Dataset records |
^^^^^^^^
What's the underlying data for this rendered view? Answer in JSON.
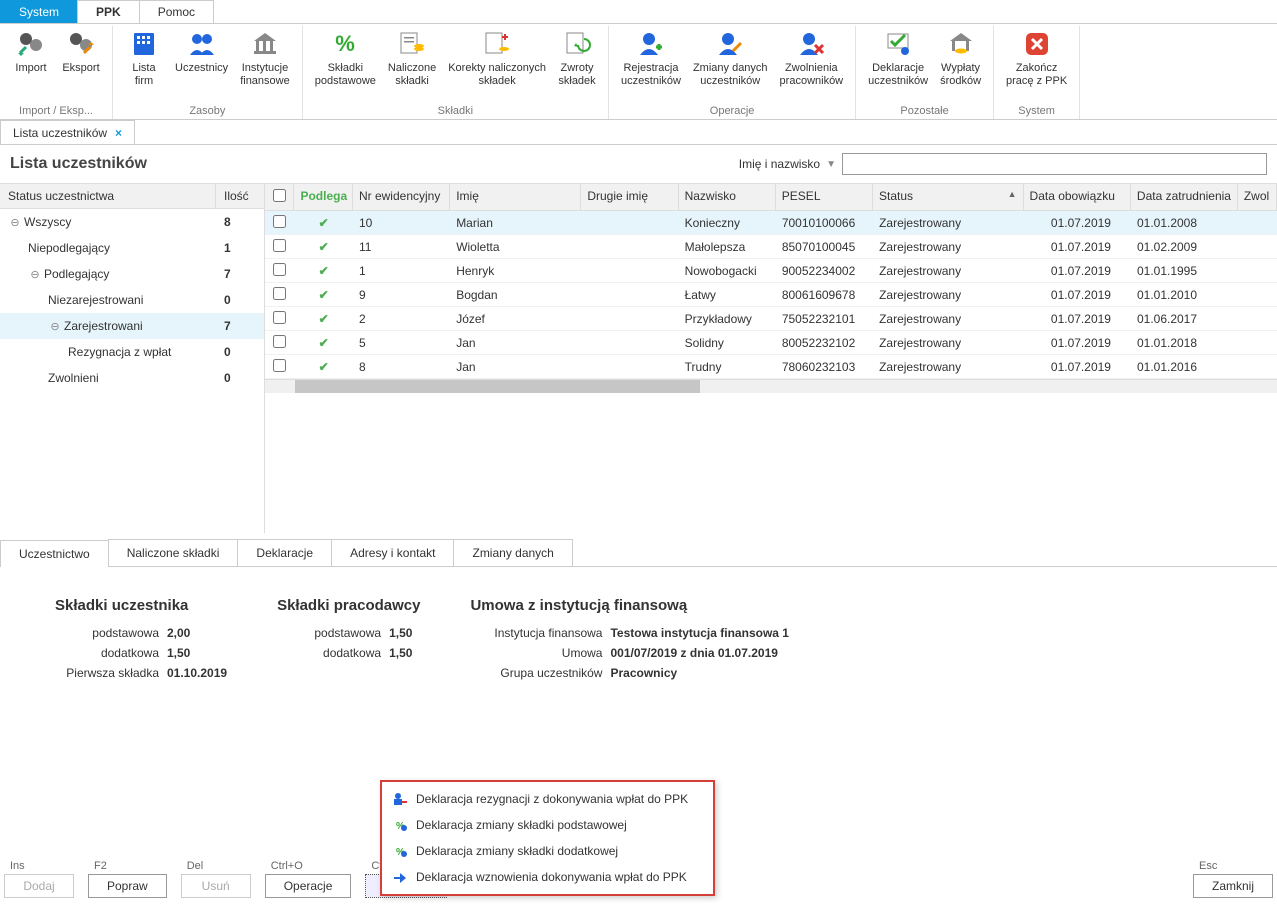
{
  "top_tabs": {
    "system": "System",
    "ppk": "PPK",
    "pomoc": "Pomoc"
  },
  "ribbon": {
    "groups": [
      {
        "label": "Import / Eksp...",
        "items": [
          {
            "id": "import-icon",
            "label": "Import"
          },
          {
            "id": "eksport-icon",
            "label": "Eksport"
          }
        ]
      },
      {
        "label": "Zasoby",
        "items": [
          {
            "id": "lista-firm-icon",
            "label": "Lista\nfirm"
          },
          {
            "id": "uczestnicy-icon",
            "label": "Uczestnicy"
          },
          {
            "id": "instytucje-icon",
            "label": "Instytucje\nfinansowe"
          }
        ]
      },
      {
        "label": "Składki",
        "items": [
          {
            "id": "skladki-podst-icon",
            "label": "Składki\npodstawowe"
          },
          {
            "id": "naliczone-icon",
            "label": "Naliczone\nskładki"
          },
          {
            "id": "korekty-icon",
            "label": "Korekty naliczonych\nskładek"
          },
          {
            "id": "zwroty-icon",
            "label": "Zwroty\nskładek"
          }
        ]
      },
      {
        "label": "Operacje",
        "items": [
          {
            "id": "rejestracja-icon",
            "label": "Rejestracja\nuczestników"
          },
          {
            "id": "zmiany-danych-icon",
            "label": "Zmiany danych\nuczestników"
          },
          {
            "id": "zwolnienia-icon",
            "label": "Zwolnienia\npracowników"
          }
        ]
      },
      {
        "label": "Pozostałe",
        "items": [
          {
            "id": "deklaracje-icon",
            "label": "Deklaracje\nuczestników"
          },
          {
            "id": "wyplaty-icon",
            "label": "Wypłaty\nśrodków"
          }
        ]
      },
      {
        "label": "System",
        "items": [
          {
            "id": "zakoncz-icon",
            "label": "Zakończ\npracę z PPK"
          }
        ]
      }
    ]
  },
  "doc_tab": {
    "label": "Lista uczestników"
  },
  "page_title": "Lista uczestników",
  "search": {
    "label": "Imię i nazwisko",
    "value": ""
  },
  "sidebar": {
    "head_a": "Status uczestnictwa",
    "head_b": "Ilość",
    "rows": [
      {
        "label": "Wszyscy",
        "count": "8",
        "indent": 0,
        "exp": true
      },
      {
        "label": "Niepodlegający",
        "count": "1",
        "indent": 1,
        "exp": false
      },
      {
        "label": "Podlegający",
        "count": "7",
        "indent": 1,
        "exp": true
      },
      {
        "label": "Niezarejestrowani",
        "count": "0",
        "indent": 2,
        "exp": false
      },
      {
        "label": "Zarejestrowani",
        "count": "7",
        "indent": 2,
        "exp": true,
        "selected": true
      },
      {
        "label": "Rezygnacja z wpłat",
        "count": "0",
        "indent": 3,
        "exp": false
      },
      {
        "label": "Zwolnieni",
        "count": "0",
        "indent": 2,
        "exp": false
      }
    ]
  },
  "grid": {
    "headers": {
      "podlega": "Podlega",
      "nr": "Nr ewidencyjny",
      "imie": "Imię",
      "drugie": "Drugie imię",
      "nazwisko": "Nazwisko",
      "pesel": "PESEL",
      "status": "Status",
      "data_ob": "Data obowiązku",
      "data_zat": "Data zatrudnienia",
      "zwol": "Zwol"
    },
    "rows": [
      {
        "nr": "10",
        "imie": "Marian",
        "drugie": "",
        "nazwisko": "Konieczny",
        "pesel": "70010100066",
        "status": "Zarejestrowany",
        "dob": "01.07.2019",
        "dzat": "01.01.2008",
        "sel": true
      },
      {
        "nr": "11",
        "imie": "Wioletta",
        "drugie": "",
        "nazwisko": "Małolepsza",
        "pesel": "85070100045",
        "status": "Zarejestrowany",
        "dob": "01.07.2019",
        "dzat": "01.02.2009"
      },
      {
        "nr": "1",
        "imie": "Henryk",
        "drugie": "",
        "nazwisko": "Nowobogacki",
        "pesel": "90052234002",
        "status": "Zarejestrowany",
        "dob": "01.07.2019",
        "dzat": "01.01.1995"
      },
      {
        "nr": "9",
        "imie": "Bogdan",
        "drugie": "",
        "nazwisko": "Łatwy",
        "pesel": "80061609678",
        "status": "Zarejestrowany",
        "dob": "01.07.2019",
        "dzat": "01.01.2010"
      },
      {
        "nr": "2",
        "imie": "Józef",
        "drugie": "",
        "nazwisko": "Przykładowy",
        "pesel": "75052232101",
        "status": "Zarejestrowany",
        "dob": "01.07.2019",
        "dzat": "01.06.2017"
      },
      {
        "nr": "5",
        "imie": "Jan",
        "drugie": "",
        "nazwisko": "Solidny",
        "pesel": "80052232102",
        "status": "Zarejestrowany",
        "dob": "01.07.2019",
        "dzat": "01.01.2018"
      },
      {
        "nr": "8",
        "imie": "Jan",
        "drugie": "",
        "nazwisko": "Trudny",
        "pesel": "78060232103",
        "status": "Zarejestrowany",
        "dob": "01.07.2019",
        "dzat": "01.01.2016"
      }
    ]
  },
  "lower_tabs": [
    "Uczestnictwo",
    "Naliczone składki",
    "Deklaracje",
    "Adresy i kontakt",
    "Zmiany danych"
  ],
  "detail": {
    "col1_title": "Składki uczestnika",
    "col1": [
      {
        "lbl": "podstawowa",
        "val": "2,00"
      },
      {
        "lbl": "dodatkowa",
        "val": "1,50"
      },
      {
        "lbl": "Pierwsza składka",
        "val": "01.10.2019"
      }
    ],
    "col2_title": "Składki pracodawcy",
    "col2": [
      {
        "lbl": "podstawowa",
        "val": "1,50"
      },
      {
        "lbl": "dodatkowa",
        "val": "1,50"
      }
    ],
    "col3_title": "Umowa z instytucją finansową",
    "col3": [
      {
        "lbl": "Instytucja finansowa",
        "val": "Testowa instytucja finansowa 1"
      },
      {
        "lbl": "Umowa",
        "val": "001/07/2019 z dnia 01.07.2019"
      },
      {
        "lbl": "Grupa uczestników",
        "val": "Pracownicy"
      }
    ]
  },
  "ctx_menu": [
    "Deklaracja rezygnacji z dokonywania wpłat do PPK",
    "Deklaracja zmiany składki podstawowej",
    "Deklaracja zmiany składki dodatkowej",
    "Deklaracja wznowienia dokonywania wpłat do PPK"
  ],
  "bottom": {
    "ins": "Ins",
    "f2": "F2",
    "del": "Del",
    "ctrlo": "Ctrl+O",
    "ctrlw": "Ctrl+W",
    "esc": "Esc",
    "dodaj": "Dodaj",
    "popraw": "Popraw",
    "usun": "Usuń",
    "operacje": "Operacje",
    "wydruki": "Wydruki",
    "zamknij": "Zamknij"
  }
}
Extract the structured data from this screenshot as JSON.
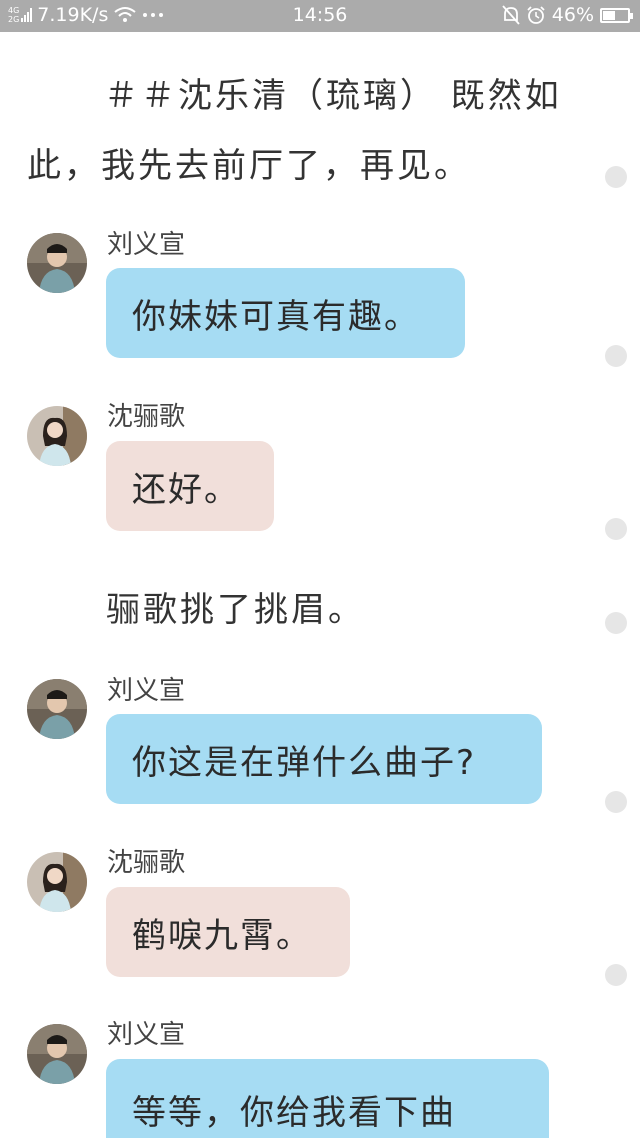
{
  "status_bar": {
    "network_top": "4G",
    "network_bottom": "2G",
    "speed": "7.19K/s",
    "time": "14:56",
    "battery_percent": "46%",
    "battery_level": 0.46,
    "icons": [
      "signal-icon",
      "wifi-icon",
      "more-dots-icon",
      "bell-off-icon",
      "alarm-clock-icon",
      "battery-icon"
    ]
  },
  "narration_1": {
    "line1": "＃＃沈乐清（琉璃） 既然如",
    "line2": "此，我先去前厅了，再见。"
  },
  "narration_2": "骊歌挑了挑眉。",
  "messages": [
    {
      "speaker": "刘义宣",
      "text": "你妹妹可真有趣。",
      "bubble_color": "#a6dcf3"
    },
    {
      "speaker": "沈骊歌",
      "text": "还好。",
      "bubble_color": "#f1dfda"
    },
    {
      "speaker": "刘义宣",
      "text": "你这是在弹什么曲子?",
      "bubble_color": "#a6dcf3"
    },
    {
      "speaker": "沈骊歌",
      "text": "鹤唳九霄。",
      "bubble_color": "#f1dfda"
    },
    {
      "speaker": "刘义宣",
      "text": "等等，你给我看下曲",
      "bubble_color": "#a6dcf3"
    }
  ]
}
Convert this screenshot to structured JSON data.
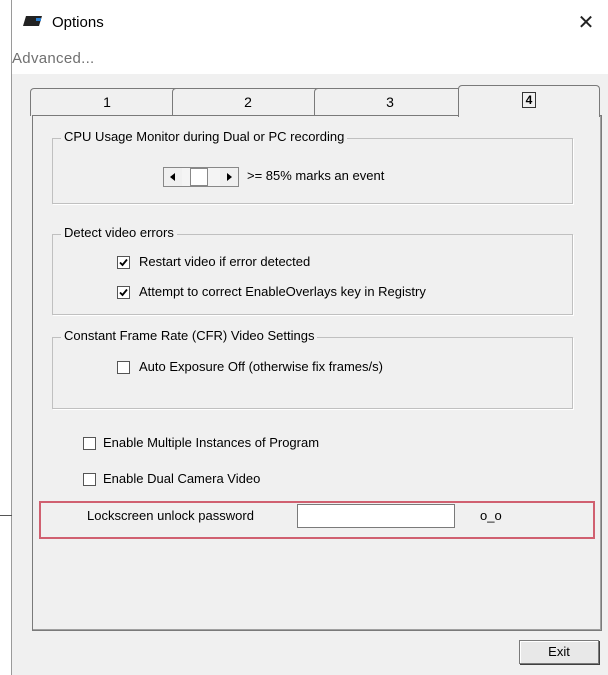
^^^^^^^^
SET EXERCISE |
Write out every line of the preceding listing that contains "pesel".

ANSWER TO THIS EXERCISE |
      "pesel": "PESEL",
        "pesel": "70010100066",
        "pesel": "85070100045",
        "pesel": "90052234002",
        "pesel": "80061609678",
        "pesel": "75052232101",
        "pesel": "80052232102",
        "pesel": "78060232103",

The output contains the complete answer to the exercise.